> **EXERCISE DIRECTIONS**
Output the material beneath this task exactly, images excluded.

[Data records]
────

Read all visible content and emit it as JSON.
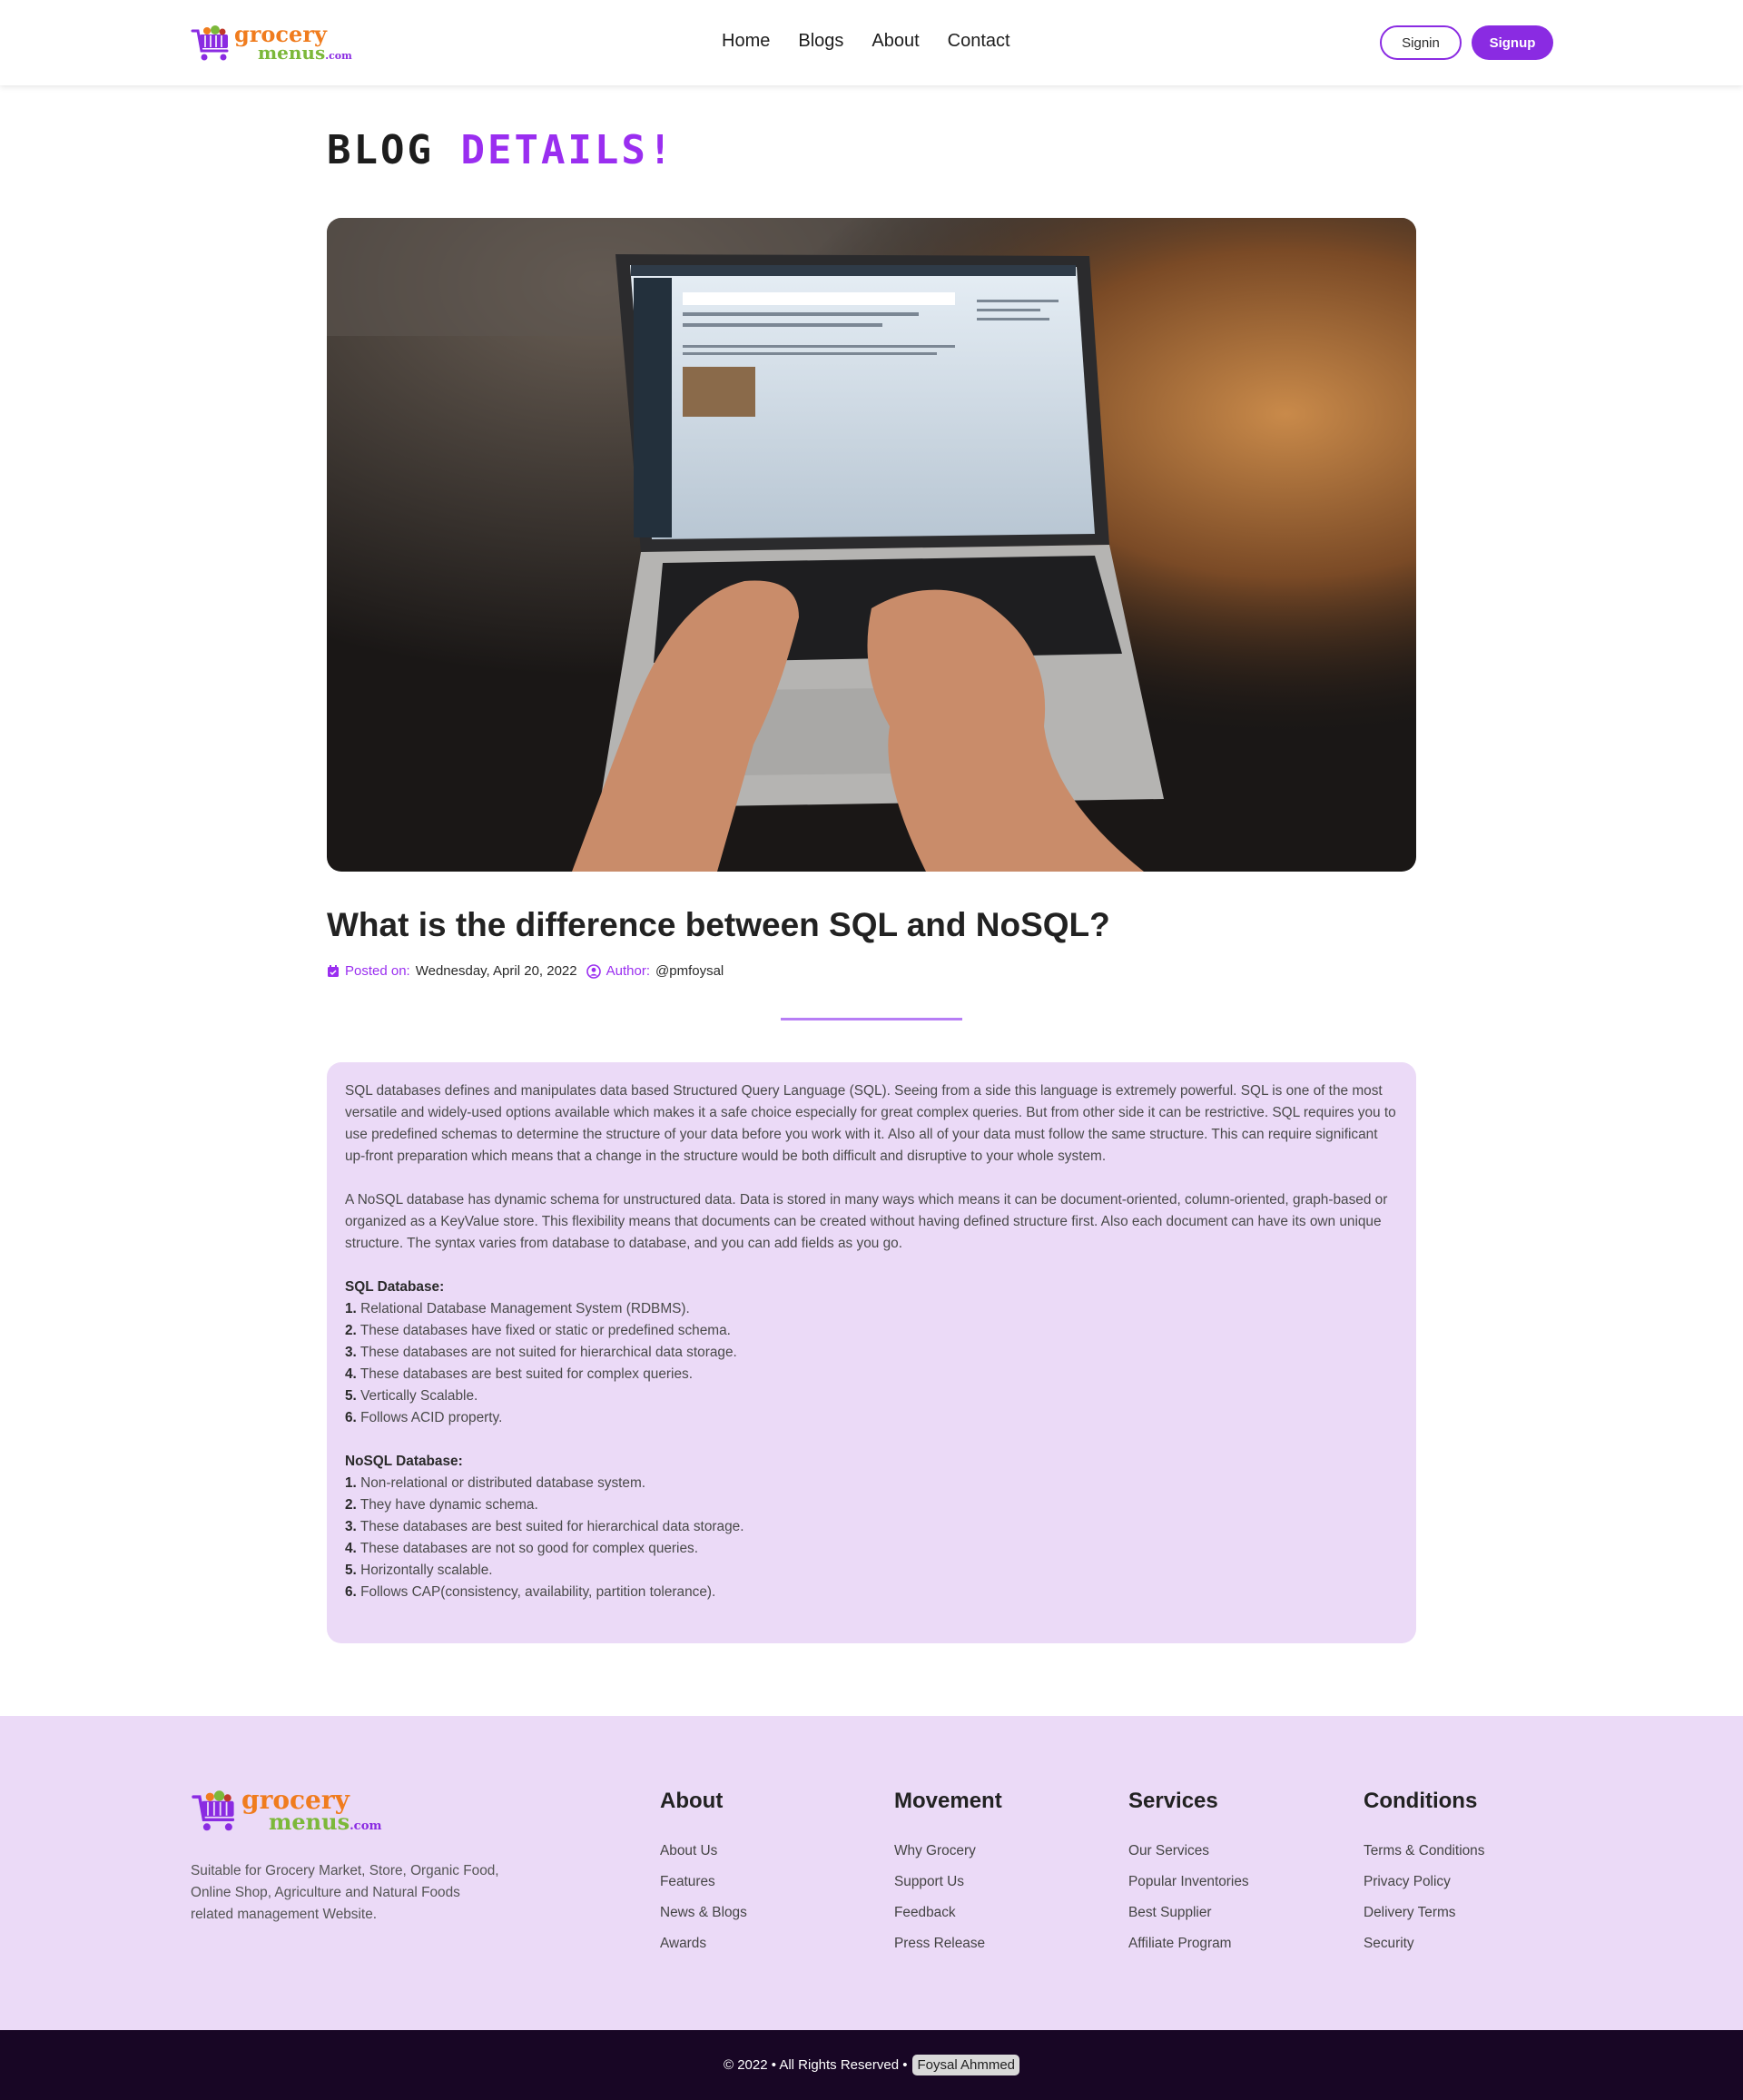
{
  "brand": {
    "logo_word1": "grocery",
    "logo_word2": "menus",
    "logo_suffix": ".com",
    "colors": {
      "primary": "#8a2be2",
      "orange": "#f07c1e",
      "green": "#7cb83a"
    }
  },
  "nav": {
    "items": [
      "Home",
      "Blogs",
      "About",
      "Contact"
    ],
    "signin": "Signin",
    "signup": "Signup"
  },
  "page_title": {
    "part1": "Blog",
    "part2": "Details!"
  },
  "hero": {
    "image_icon": "laptop-photo"
  },
  "post": {
    "title": "What is the difference between SQL and NoSQL?",
    "posted_label": "Posted on:",
    "posted_date": "Wednesday, April 20, 2022",
    "author_label": "Author:",
    "author": "@pmfoysal",
    "paragraphs": [
      "SQL databases defines and manipulates data based Structured Query Language (SQL). Seeing from a side this language is extremely powerful. SQL is one of the most versatile and widely-used options available which makes it a safe choice especially for great complex queries. But from other side it can be restrictive. SQL requires you to use predefined schemas to determine the structure of your data before you work with it. Also all of your data must follow the same structure. This can require significant up-front preparation which means that a change in the structure would be both difficult and disruptive to your whole system.",
      "A NoSQL database has dynamic schema for unstructured data. Data is stored in many ways which means it can be document-oriented, column-oriented, graph-based or organized as a KeyValue store. This flexibility means that documents can be created without having defined structure first. Also each document can have its own unique structure. The syntax varies from database to database, and you can add fields as you go."
    ],
    "sql_heading": "SQL Database:",
    "sql_items": [
      {
        "num": "1.",
        "text": "Relational Database Management System (RDBMS)."
      },
      {
        "num": "2.",
        "text": "These databases have fixed or static or predefined schema."
      },
      {
        "num": "3.",
        "text": "These databases are not suited for hierarchical data storage."
      },
      {
        "num": "4.",
        "text": "These databases are best suited for complex queries."
      },
      {
        "num": "5.",
        "text": "Vertically Scalable."
      },
      {
        "num": "6.",
        "text": "Follows ACID property."
      }
    ],
    "nosql_heading": "NoSQL Database:",
    "nosql_items": [
      {
        "num": "1.",
        "text": "Non-relational or distributed database system."
      },
      {
        "num": "2.",
        "text": "They have dynamic schema."
      },
      {
        "num": "3.",
        "text": "These databases are best suited for hierarchical data storage."
      },
      {
        "num": "4.",
        "text": "These databases are not so good for complex queries."
      },
      {
        "num": "5.",
        "text": "Horizontally scalable."
      },
      {
        "num": "6.",
        "text": "Follows CAP(consistency, availability, partition tolerance)."
      }
    ]
  },
  "footer": {
    "description": "Suitable for Grocery Market, Store, Organic Food, Online Shop, Agriculture and Natural Foods related management Website.",
    "columns": [
      {
        "title": "About",
        "links": [
          "About Us",
          "Features",
          "News & Blogs",
          "Awards"
        ]
      },
      {
        "title": "Movement",
        "links": [
          "Why Grocery",
          "Support Us",
          "Feedback",
          "Press Release"
        ]
      },
      {
        "title": "Services",
        "links": [
          "Our Services",
          "Popular Inventories",
          "Best Supplier",
          "Affiliate Program"
        ]
      },
      {
        "title": "Conditions",
        "links": [
          "Terms & Conditions",
          "Privacy Policy",
          "Delivery Terms",
          "Security"
        ]
      }
    ],
    "copyright": "© 2022 • All Rights Reserved •",
    "owner": "Foysal Ahmmed"
  }
}
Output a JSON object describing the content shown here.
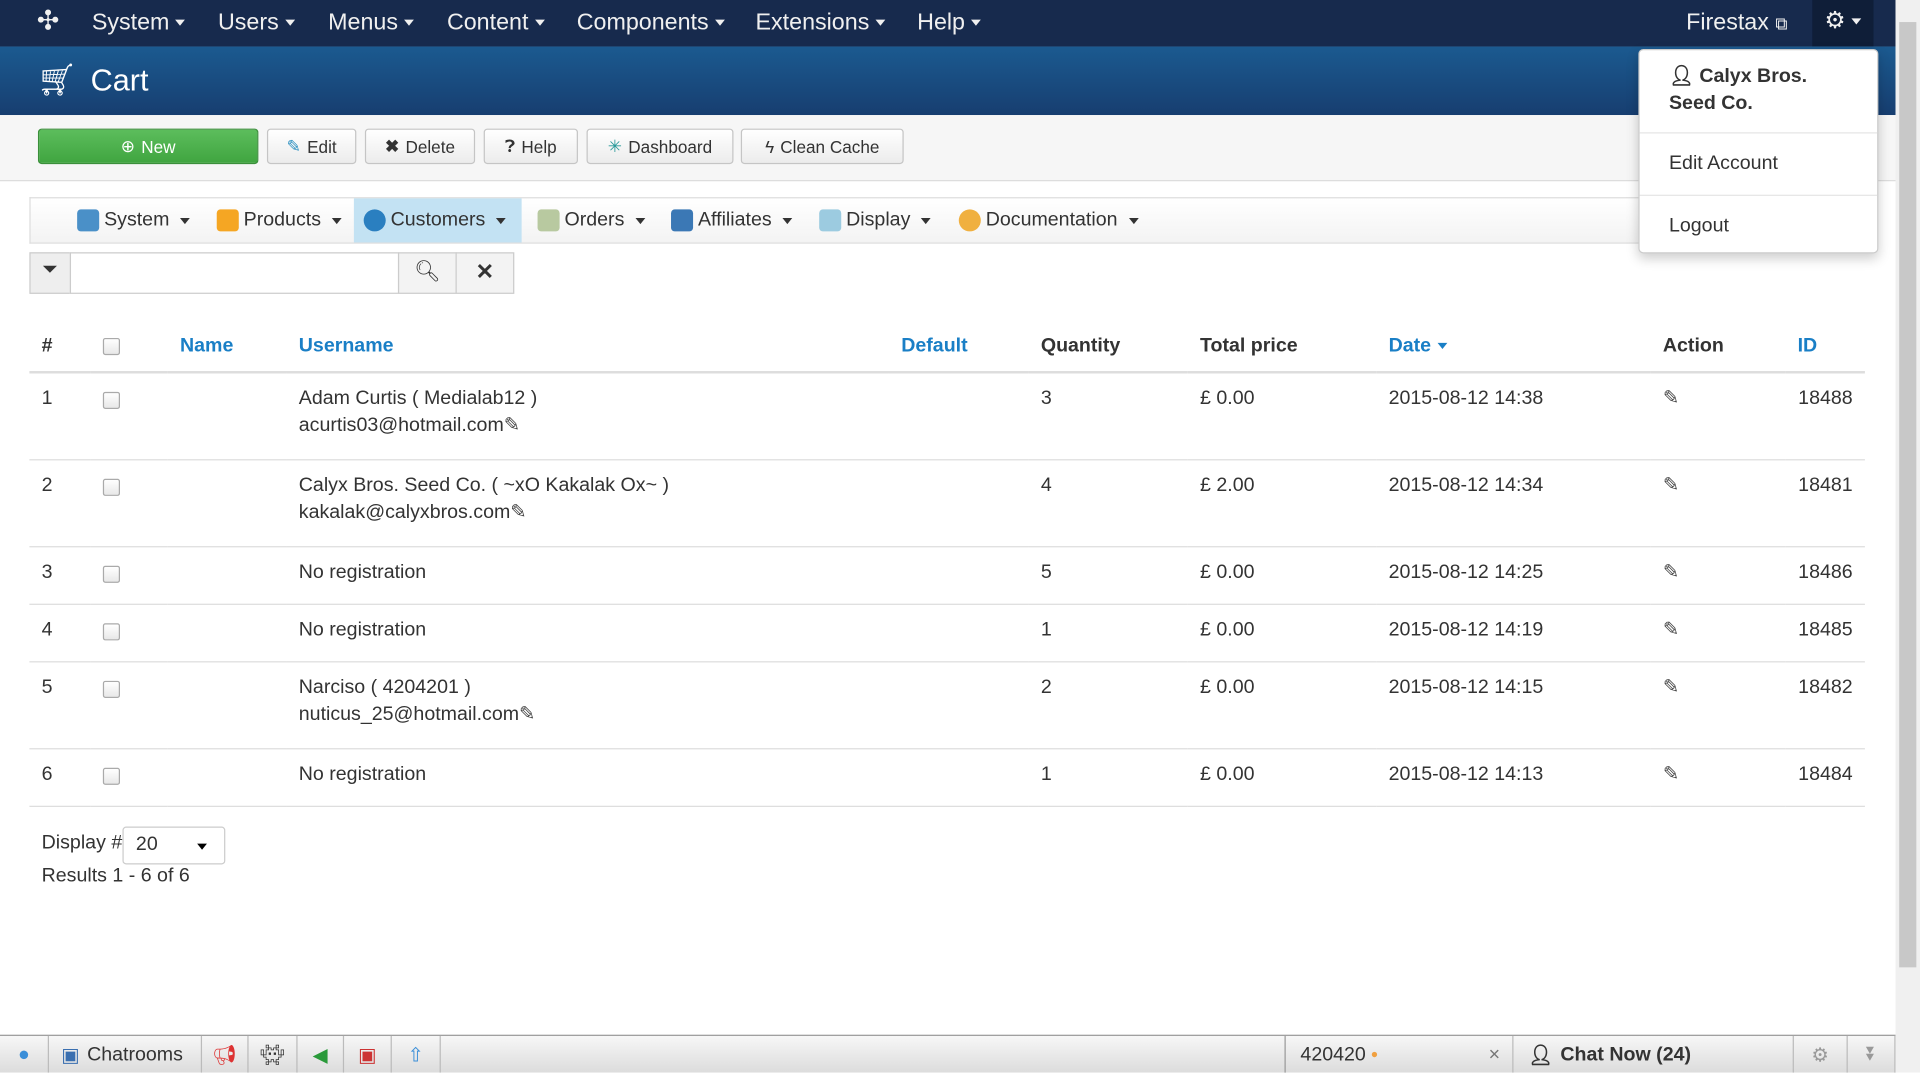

────

> **FULL RESPONSE**
Read all visible content and emit it as JSON.
{
  "brand": {
    "logo_word1": "grocery",
    "logo_word2": "menus",
    "logo_suffix": ".com",
    "colors": {
      "primary": "#8a2be2",
      "orange": "#f07c1e",
      "green": "#7cb83a"
    }
  },
  "nav": {
    "items": [
      "Home",
      "Blogs",
      "About",
      "Contact"
    ],
    "signin": "Signin",
    "signup": "Signup"
  },
  "page_title": {
    "part1": "Blog",
    "part2": "Details!"
  },
  "hero": {
    "image_icon": "laptop-photo"
  },
  "post": {
    "title": "What is the difference between SQL and NoSQL?",
    "posted_label": "Posted on:",
    "posted_date": "Wednesday, April 20, 2022",
    "author_label": "Author:",
    "author": "@pmfoysal",
    "paragraphs": [
      "SQL databases defines and manipulates data based Structured Query Language (SQL). Seeing from a side this language is extremely powerful. SQL is one of the most versatile and widely-used options available which makes it a safe choice especially for great complex queries. But from other side it can be restrictive. SQL requires you to use predefined schemas to determine the structure of your data before you work with it. Also all of your data must follow the same structure. This can require significant up-front preparation which means that a change in the structure would be both difficult and disruptive to your whole system.",
      "A NoSQL database has dynamic schema for unstructured data. Data is stored in many ways which means it can be document-oriented, column-oriented, graph-based or organized as a KeyValue store. This flexibility means that documents can be created without having defined structure first. Also each document can have its own unique structure. The syntax varies from database to database, and you can add fields as you go."
    ],
    "sql_heading": "SQL Database:",
    "sql_items": [
      {
        "num": "1.",
        "text": "Relational Database Management System (RDBMS)."
      },
      {
        "num": "2.",
        "text": "These databases have fixed or static or predefined schema."
      },
      {
        "num": "3.",
        "text": "These databases are not suited for hierarchical data storage."
      },
      {
        "num": "4.",
        "text": "These databases are best suited for complex queries."
      },
      {
        "num": "5.",
        "text": "Vertically Scalable."
      },
      {
        "num": "6.",
        "text": "Follows ACID property."
      }
    ],
    "nosql_heading": "NoSQL Database:",
    "nosql_items": [
      {
        "num": "1.",
        "text": "Non-relational or distributed database system."
      },
      {
        "num": "2.",
        "text": "They have dynamic schema."
      },
      {
        "num": "3.",
        "text": "These databases are best suited for hierarchical data storage."
      },
      {
        "num": "4.",
        "text": "These databases are not so good for complex queries."
      },
      {
        "num": "5.",
        "text": "Horizontally scalable."
      },
      {
        "num": "6.",
        "text": "Follows CAP(consistency, availability, partition tolerance)."
      }
    ]
  },
  "footer": {
    "description": "Suitable for Grocery Market, Store, Organic Food, Online Shop, Agriculture and Natural Foods related management Website.",
    "columns": [
      {
        "title": "About",
        "links": [
          "About Us",
          "Features",
          "News & Blogs",
          "Awards"
        ]
      },
      {
        "title": "Movement",
        "links": [
          "Why Grocery",
          "Support Us",
          "Feedback",
          "Press Release"
        ]
      },
      {
        "title": "Services",
        "links": [
          "Our Services",
          "Popular Inventories",
          "Best Supplier",
          "Affiliate Program"
        ]
      },
      {
        "title": "Conditions",
        "links": [
          "Terms & Conditions",
          "Privacy Policy",
          "Delivery Terms",
          "Security"
        ]
      }
    ],
    "copyright": "© 2022 • All Rights Reserved •",
    "owner": "Foysal Ahmmed"
  }
}
Output a JSON object describing the content shown here.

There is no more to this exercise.